[BEGIN Dataset extract]

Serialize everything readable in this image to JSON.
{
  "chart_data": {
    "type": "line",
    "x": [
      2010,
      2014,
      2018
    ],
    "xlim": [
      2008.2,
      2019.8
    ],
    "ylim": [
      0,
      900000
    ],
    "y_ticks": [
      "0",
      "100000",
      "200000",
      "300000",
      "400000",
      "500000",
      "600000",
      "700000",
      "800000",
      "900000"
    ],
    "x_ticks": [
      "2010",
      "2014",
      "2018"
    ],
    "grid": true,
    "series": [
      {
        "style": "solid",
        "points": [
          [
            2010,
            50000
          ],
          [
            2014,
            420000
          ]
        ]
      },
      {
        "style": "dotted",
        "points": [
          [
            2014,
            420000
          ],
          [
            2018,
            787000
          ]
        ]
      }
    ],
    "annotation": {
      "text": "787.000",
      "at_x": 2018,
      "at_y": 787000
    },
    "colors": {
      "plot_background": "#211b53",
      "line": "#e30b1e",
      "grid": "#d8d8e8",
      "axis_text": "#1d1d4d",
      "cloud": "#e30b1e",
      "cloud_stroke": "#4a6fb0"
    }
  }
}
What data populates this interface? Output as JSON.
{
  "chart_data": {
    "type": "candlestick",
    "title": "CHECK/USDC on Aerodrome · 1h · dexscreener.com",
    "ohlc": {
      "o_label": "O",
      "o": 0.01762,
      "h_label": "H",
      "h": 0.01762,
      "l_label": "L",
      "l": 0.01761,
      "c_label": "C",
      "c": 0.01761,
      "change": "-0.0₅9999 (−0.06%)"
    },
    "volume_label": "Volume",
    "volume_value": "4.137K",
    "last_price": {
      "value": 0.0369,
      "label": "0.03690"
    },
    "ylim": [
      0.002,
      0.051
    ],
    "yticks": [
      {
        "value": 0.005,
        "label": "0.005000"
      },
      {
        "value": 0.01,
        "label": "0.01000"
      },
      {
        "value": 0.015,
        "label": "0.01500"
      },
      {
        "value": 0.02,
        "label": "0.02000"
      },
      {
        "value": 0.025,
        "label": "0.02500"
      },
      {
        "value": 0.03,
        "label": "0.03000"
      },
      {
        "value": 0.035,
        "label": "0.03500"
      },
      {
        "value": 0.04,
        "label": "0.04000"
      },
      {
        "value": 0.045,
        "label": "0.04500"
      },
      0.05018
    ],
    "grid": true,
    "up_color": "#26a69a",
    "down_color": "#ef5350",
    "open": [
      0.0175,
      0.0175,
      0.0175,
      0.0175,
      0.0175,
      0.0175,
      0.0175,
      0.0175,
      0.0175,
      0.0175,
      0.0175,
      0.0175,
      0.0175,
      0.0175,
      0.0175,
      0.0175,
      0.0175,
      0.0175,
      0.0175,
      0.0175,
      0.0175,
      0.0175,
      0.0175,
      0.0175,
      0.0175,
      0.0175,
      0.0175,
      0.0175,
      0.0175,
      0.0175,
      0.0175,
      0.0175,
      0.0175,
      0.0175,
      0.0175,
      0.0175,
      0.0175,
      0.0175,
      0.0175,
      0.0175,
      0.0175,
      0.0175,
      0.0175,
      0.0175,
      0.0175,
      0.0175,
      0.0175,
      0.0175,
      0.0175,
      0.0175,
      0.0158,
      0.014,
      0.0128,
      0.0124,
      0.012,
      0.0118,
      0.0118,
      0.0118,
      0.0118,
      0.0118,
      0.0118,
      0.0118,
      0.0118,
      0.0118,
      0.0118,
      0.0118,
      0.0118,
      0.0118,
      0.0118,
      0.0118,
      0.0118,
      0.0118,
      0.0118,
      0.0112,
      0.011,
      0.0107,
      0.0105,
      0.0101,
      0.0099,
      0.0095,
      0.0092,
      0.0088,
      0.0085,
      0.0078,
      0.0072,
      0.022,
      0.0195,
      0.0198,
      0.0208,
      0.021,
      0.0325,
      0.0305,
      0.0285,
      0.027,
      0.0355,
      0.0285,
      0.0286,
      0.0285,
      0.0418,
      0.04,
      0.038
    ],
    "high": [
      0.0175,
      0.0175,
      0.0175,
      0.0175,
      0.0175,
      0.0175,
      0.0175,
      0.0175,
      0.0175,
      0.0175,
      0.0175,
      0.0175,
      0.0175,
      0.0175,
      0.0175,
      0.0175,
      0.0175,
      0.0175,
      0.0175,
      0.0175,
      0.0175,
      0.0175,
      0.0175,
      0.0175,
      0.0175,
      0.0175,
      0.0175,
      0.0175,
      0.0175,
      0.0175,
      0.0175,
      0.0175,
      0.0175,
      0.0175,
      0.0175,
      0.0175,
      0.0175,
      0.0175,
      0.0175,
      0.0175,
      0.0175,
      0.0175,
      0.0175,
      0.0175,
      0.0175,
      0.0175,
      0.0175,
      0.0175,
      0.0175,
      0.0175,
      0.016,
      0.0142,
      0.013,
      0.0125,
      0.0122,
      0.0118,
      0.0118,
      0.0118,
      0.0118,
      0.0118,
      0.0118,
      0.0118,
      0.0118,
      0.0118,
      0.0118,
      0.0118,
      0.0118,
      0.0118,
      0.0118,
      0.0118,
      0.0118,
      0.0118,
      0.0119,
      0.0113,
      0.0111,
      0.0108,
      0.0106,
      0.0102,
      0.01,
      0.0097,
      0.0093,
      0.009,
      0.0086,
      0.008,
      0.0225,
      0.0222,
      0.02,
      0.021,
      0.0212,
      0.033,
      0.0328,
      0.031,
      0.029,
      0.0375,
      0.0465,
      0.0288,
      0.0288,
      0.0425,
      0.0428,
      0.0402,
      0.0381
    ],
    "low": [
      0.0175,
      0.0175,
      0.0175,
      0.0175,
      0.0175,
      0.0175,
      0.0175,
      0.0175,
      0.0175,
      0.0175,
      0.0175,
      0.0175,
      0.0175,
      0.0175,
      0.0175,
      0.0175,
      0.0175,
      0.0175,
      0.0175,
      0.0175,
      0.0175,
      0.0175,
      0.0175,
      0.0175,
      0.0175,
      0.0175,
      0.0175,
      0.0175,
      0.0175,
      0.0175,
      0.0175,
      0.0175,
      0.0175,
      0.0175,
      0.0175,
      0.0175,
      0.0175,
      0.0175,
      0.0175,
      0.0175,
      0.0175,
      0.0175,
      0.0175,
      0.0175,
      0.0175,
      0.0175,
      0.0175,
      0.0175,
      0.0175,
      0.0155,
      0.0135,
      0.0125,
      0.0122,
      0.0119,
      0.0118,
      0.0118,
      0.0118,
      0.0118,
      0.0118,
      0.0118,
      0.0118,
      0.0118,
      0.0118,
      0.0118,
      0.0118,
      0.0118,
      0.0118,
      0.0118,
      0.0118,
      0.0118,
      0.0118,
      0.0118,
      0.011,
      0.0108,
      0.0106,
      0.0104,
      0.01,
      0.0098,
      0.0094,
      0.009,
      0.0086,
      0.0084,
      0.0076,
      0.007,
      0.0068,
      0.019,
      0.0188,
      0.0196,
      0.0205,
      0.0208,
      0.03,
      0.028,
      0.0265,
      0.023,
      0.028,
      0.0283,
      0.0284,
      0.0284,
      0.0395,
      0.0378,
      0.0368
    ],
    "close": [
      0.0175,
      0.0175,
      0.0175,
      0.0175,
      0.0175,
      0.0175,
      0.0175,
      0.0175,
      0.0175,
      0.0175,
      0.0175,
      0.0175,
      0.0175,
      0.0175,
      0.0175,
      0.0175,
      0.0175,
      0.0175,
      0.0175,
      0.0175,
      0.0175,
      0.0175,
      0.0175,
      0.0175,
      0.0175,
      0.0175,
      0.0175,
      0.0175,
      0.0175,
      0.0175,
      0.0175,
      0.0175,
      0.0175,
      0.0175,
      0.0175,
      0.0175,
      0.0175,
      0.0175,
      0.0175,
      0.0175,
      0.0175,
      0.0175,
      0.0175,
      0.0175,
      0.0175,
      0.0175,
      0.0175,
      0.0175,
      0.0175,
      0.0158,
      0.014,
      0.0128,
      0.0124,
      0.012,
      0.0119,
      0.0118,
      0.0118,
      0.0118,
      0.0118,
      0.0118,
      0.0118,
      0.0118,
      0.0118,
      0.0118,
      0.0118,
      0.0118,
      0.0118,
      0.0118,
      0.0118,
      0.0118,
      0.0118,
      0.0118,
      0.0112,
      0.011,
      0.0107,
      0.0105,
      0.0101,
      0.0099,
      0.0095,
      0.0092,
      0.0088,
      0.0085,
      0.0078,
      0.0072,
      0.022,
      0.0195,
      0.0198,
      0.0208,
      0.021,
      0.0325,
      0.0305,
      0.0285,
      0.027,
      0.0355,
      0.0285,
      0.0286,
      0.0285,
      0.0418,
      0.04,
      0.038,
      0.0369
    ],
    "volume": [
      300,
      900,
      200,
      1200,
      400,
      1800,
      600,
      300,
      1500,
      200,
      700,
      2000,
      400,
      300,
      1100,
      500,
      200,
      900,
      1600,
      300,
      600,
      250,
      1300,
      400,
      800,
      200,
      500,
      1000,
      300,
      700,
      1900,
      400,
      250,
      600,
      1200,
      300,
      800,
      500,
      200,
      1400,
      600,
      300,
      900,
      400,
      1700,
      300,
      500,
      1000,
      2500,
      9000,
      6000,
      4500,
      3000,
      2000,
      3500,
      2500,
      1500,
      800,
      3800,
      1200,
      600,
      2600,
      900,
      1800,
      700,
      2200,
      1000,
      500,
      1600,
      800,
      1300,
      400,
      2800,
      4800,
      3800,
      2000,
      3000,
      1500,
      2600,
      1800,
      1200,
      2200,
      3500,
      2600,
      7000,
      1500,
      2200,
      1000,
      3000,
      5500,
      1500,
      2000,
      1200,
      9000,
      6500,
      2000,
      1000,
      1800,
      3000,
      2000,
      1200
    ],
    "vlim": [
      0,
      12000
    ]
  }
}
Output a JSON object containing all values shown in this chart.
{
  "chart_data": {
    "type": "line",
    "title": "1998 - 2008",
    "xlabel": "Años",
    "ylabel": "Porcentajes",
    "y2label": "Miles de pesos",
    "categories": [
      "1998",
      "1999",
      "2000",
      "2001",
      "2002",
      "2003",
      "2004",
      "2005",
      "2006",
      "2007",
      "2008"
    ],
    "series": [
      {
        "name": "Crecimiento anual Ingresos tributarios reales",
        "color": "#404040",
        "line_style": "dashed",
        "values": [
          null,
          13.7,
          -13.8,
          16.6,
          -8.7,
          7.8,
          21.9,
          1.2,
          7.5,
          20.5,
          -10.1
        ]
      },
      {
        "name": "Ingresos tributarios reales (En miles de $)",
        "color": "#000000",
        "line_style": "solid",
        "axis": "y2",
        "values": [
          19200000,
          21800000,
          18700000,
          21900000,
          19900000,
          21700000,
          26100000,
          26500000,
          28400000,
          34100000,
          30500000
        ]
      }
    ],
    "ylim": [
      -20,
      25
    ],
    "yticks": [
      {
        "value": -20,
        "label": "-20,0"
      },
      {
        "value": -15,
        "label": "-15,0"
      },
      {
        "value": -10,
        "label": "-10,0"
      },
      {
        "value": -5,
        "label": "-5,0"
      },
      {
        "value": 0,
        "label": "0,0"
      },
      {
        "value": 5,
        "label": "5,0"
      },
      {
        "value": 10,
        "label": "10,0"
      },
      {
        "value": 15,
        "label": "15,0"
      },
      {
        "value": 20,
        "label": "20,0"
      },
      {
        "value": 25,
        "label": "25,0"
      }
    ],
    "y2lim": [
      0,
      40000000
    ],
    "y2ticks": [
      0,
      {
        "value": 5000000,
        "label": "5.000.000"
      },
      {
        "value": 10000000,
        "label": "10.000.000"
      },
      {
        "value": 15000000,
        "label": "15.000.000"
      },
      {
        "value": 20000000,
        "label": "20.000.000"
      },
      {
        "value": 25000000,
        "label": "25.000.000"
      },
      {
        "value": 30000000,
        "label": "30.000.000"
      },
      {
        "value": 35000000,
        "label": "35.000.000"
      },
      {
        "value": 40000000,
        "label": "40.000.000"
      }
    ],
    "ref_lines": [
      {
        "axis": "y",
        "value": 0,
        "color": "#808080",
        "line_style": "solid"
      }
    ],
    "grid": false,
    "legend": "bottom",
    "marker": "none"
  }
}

[END Dataset extract]

• **The problem**: Check each line of the records above for the string "solid", and report every line that has it.

• **Reply**:
        "style": "solid",
        "line_style": "solid",
        "line_style": "solid"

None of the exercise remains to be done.